- **Problem details**: Rewrite every row below as a numbered list, leaving out any blank lines.

— Begin Dataset rows —

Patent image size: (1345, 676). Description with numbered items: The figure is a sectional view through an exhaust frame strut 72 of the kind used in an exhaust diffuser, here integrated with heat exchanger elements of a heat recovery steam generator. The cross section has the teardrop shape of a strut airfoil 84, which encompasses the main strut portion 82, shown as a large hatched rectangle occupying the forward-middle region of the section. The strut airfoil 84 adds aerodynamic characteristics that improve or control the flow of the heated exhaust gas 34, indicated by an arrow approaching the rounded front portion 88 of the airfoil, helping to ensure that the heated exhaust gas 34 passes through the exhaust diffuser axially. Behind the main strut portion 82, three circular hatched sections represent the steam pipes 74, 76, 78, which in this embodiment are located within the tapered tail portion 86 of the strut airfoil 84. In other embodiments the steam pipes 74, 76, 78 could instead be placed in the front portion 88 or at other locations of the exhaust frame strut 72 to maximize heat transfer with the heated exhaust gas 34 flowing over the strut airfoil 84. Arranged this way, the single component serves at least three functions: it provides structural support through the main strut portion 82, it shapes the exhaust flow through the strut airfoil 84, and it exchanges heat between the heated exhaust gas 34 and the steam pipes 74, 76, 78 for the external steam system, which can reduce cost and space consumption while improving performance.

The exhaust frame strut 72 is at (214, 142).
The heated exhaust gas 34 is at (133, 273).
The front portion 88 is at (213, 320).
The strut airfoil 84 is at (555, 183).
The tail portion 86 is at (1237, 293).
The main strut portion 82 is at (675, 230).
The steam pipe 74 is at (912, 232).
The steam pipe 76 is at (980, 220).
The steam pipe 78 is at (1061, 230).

— End Dataset rows —

- **Result of this task**:
1. Patent image size: (1345, 676). Description with numbered items: The figure is a sectional view through an exhaust frame strut 72 of the kind used in an exhaust diffuser, here integrated with heat exchanger elements of a heat recovery steam generator. The cross section has the teardrop shape of a strut airfoil 84, which encompasses the main strut portion 82, shown as a large hatched rectangle occupying the forward-middle region of the section. The strut airfoil 84 adds aerodynamic characteristics that improve or control the flow of the heated exhaust gas 34, indicated by an arrow approaching the rounded front portion 88 of the airfoil, helping to ensure that the heated exhaust gas 34 passes through the exhaust diffuser axially. Behind the main strut portion 82, three circular hatched sections represent the steam pipes 74, 76, 78, which in this embodiment are located within the tapered tail portion 86 of the strut airfoil 84. In other embodiments the steam pipes 74, 76, 78 could instead be placed in the front portion 88 or at other locations of the exhaust frame strut 72 to maximize heat transfer with the heated exhaust gas 34 flowing over the strut airfoil 84. Arranged this way, the single component serves at least three functions: it provides structural support through the main strut portion 82, it shapes the exhaust flow through the strut airfoil 84, and it exchanges heat between the heated exhaust gas 34 and the steam pipes 74, 76, 78 for the external steam system, which can reduce cost and space consumption while improving performance.
2. The exhaust frame strut 72 is at (214, 142).
3. The heated exhaust gas 34 is at (133, 273).
4. The front portion 88 is at (213, 320).
5. The strut airfoil 84 is at (555, 183).
6. The tail portion 86 is at (1237, 293).
7. The main strut portion 82 is at (675, 230).
8. The steam pipe 74 is at (912, 232).
9. The steam pipe 76 is at (980, 220).
10. The steam pipe 78 is at (1061, 230).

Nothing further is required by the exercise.